=== Begin Enclosure ===

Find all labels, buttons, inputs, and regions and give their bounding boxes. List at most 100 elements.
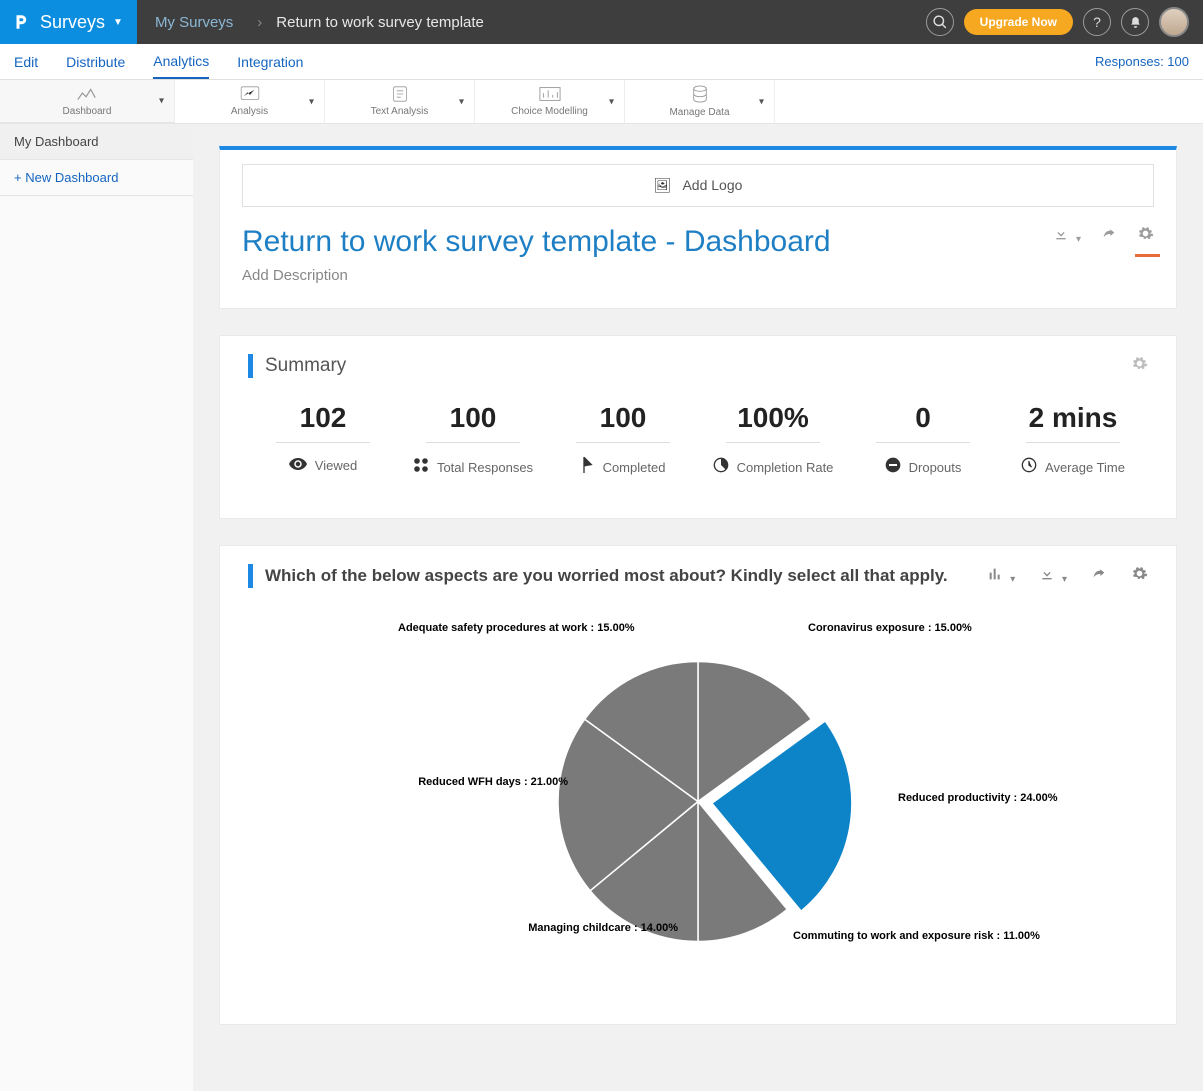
tooltab-dashboard[interactable]: Dashboard ▾ [0, 80, 175, 123]
brand-logo-icon [12, 13, 30, 31]
text-analysis-icon [391, 86, 409, 106]
caret-down-icon: ▾ [759, 96, 764, 107]
download-icon [1053, 226, 1069, 242]
share-icon [1101, 226, 1117, 242]
breadcrumb-root[interactable]: My Surveys [155, 14, 233, 31]
tooltab-choice-modelling[interactable]: Choice Modelling ▾ [475, 80, 625, 123]
topbar-actions: Upgrade Now ? [926, 7, 1203, 37]
add-logo-button[interactable]: 🖼 Add Logo [242, 164, 1154, 207]
metric-label: Completion Rate [737, 460, 834, 475]
summary-title: Summary [265, 355, 1131, 377]
metric-label-row: Average Time [1021, 457, 1125, 477]
pie-slice-label: Adequate safety procedures at work : 15.… [398, 622, 628, 634]
search-button[interactable] [926, 8, 954, 36]
subnav-analytics[interactable]: Analytics [153, 45, 209, 79]
metric-label-row: Total Responses [413, 457, 533, 477]
choice-modelling-icon [539, 86, 561, 106]
summary-panel: Summary 102 Viewed 100Total Responses 100 Co… [219, 335, 1177, 519]
metric-label: Average Time [1045, 460, 1125, 475]
chart-settings-button[interactable] [1131, 565, 1148, 587]
metric-value: 102 [276, 402, 370, 443]
brand-label: Surveys [40, 12, 105, 33]
dashboard-title[interactable]: Return to work survey template - Dashboa… [242, 225, 1053, 259]
dashboard-description[interactable]: Add Description [242, 267, 1053, 284]
notifications-button[interactable] [1121, 8, 1149, 36]
summary-settings-button[interactable] [1131, 355, 1148, 377]
metric-label-row: Dropouts [885, 457, 962, 477]
share-button[interactable] [1101, 226, 1117, 247]
gear-icon [1131, 355, 1148, 372]
analysis-icon [240, 86, 260, 106]
caret-down-icon: ▼ [113, 17, 123, 28]
add-logo-label: Add Logo [682, 177, 742, 193]
breadcrumb: My Surveys › Return to work survey templ… [137, 14, 502, 31]
help-button[interactable]: ? [1083, 8, 1111, 36]
chart-type-button[interactable]: ▾ [987, 566, 1015, 587]
subnav-distribute[interactable]: Distribute [66, 46, 125, 78]
metric-label: Total Responses [437, 460, 533, 475]
grid-icon [413, 457, 429, 477]
upgrade-button[interactable]: Upgrade Now [964, 9, 1073, 35]
gear-icon [1131, 565, 1148, 582]
gear-icon [1137, 225, 1154, 242]
database-icon [691, 85, 709, 107]
tooltab-label: Choice Modelling [511, 106, 588, 117]
eye-icon [289, 457, 307, 474]
sidebar: My Dashboard New Dashboard [0, 124, 193, 1091]
minus-circle-icon [885, 457, 901, 477]
pie-slice-label: Coronavirus exposure : 15.00% [808, 622, 972, 634]
pie-icon [713, 457, 729, 477]
summary-metric: 2 minsAverage Time [998, 402, 1148, 478]
summary-metric: 0 Dropouts [848, 402, 998, 478]
metric-value: 0 [876, 402, 970, 443]
chart-actions: ▾ ▾ [987, 565, 1148, 587]
caret-down-icon: ▾ [609, 96, 614, 107]
breadcrumb-current: Return to work survey template [276, 14, 484, 31]
sidebar-item-my-dashboard[interactable]: My Dashboard [0, 124, 193, 160]
image-icon: 🖼 [654, 177, 672, 193]
metric-value: 100% [726, 402, 820, 443]
pie-slice-label: Managing childcare : 14.00% [498, 922, 678, 934]
pie-slice-label: Reduced WFH days : 21.00% [368, 776, 568, 788]
section-accent-bar [248, 564, 253, 588]
share-icon [1091, 566, 1107, 582]
summary-grid: 102 Viewed 100Total Responses 100 Completed 1… [248, 402, 1148, 478]
bar-chart-icon [987, 566, 1003, 582]
tooltab-manage-data[interactable]: Manage Data ▾ [625, 80, 775, 123]
settings-button[interactable] [1137, 225, 1154, 247]
brand-menu[interactable]: Surveys ▼ [0, 0, 137, 44]
chart-share-button[interactable] [1091, 566, 1107, 587]
chart-download-button[interactable]: ▾ [1039, 566, 1067, 587]
tooltab-label: Text Analysis [371, 106, 429, 117]
main: 🖼 Add Logo Return to work survey templat… [193, 124, 1203, 1091]
summary-metric: 100Total Responses [398, 402, 548, 478]
metric-value: 100 [576, 402, 670, 443]
layout: My Dashboard New Dashboard 🖼 Add Logo Re… [0, 124, 1203, 1091]
summary-metric: 100% Completion Rate [698, 402, 848, 478]
subnav-integration[interactable]: Integration [237, 46, 303, 78]
subnav: Edit Distribute Analytics Integration Re… [0, 44, 1203, 80]
toolbar: Dashboard ▾ Analysis ▾ Text Analysis ▾ C… [0, 80, 1203, 124]
metric-label-row: Viewed [289, 457, 357, 474]
question-title: Which of the below aspects are you worri… [265, 566, 987, 586]
caret-down-icon: ▾ [459, 96, 464, 107]
topbar: Surveys ▼ My Surveys › Return to work su… [0, 0, 1203, 44]
flag-icon [581, 457, 595, 477]
tooltab-text-analysis[interactable]: Text Analysis ▾ [325, 80, 475, 123]
sidebar-item-new-dashboard[interactable]: New Dashboard [0, 160, 193, 196]
question-chart-panel: Which of the below aspects are you worri… [219, 545, 1177, 1025]
header-actions: ▾ [1053, 225, 1154, 247]
responses-count[interactable]: Responses: 100 [1095, 54, 1189, 69]
metric-label-row: Completion Rate [713, 457, 834, 477]
tooltab-label: Manage Data [669, 107, 729, 118]
bell-icon [1129, 16, 1142, 29]
dashboard-icon [76, 86, 98, 106]
search-icon [933, 15, 947, 29]
metric-label-row: Completed [581, 457, 666, 477]
metric-label: Dropouts [909, 460, 962, 475]
pie-slice-label: Commuting to work and exposure risk : 11… [793, 930, 1040, 942]
avatar[interactable] [1159, 7, 1189, 37]
download-button[interactable]: ▾ [1053, 226, 1081, 247]
subnav-edit[interactable]: Edit [14, 46, 38, 78]
tooltab-analysis[interactable]: Analysis ▾ [175, 80, 325, 123]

=== End Enclosure ===

• Aim of the task: From the lines above, copy those that contain the word "slice".

• Answer below:
pie-slice-label: Adequate safety procedures at work : 15.… [398, 622, 628, 634]
pie-slice-label: Coronavirus exposure : 15.00% [808, 622, 972, 634]
pie-slice-label: Managing childcare : 14.00% [498, 922, 678, 934]
pie-slice-label: Reduced WFH days : 21.00% [368, 776, 568, 788]
pie-slice-label: Commuting to work and exposure risk : 11… [793, 930, 1040, 942]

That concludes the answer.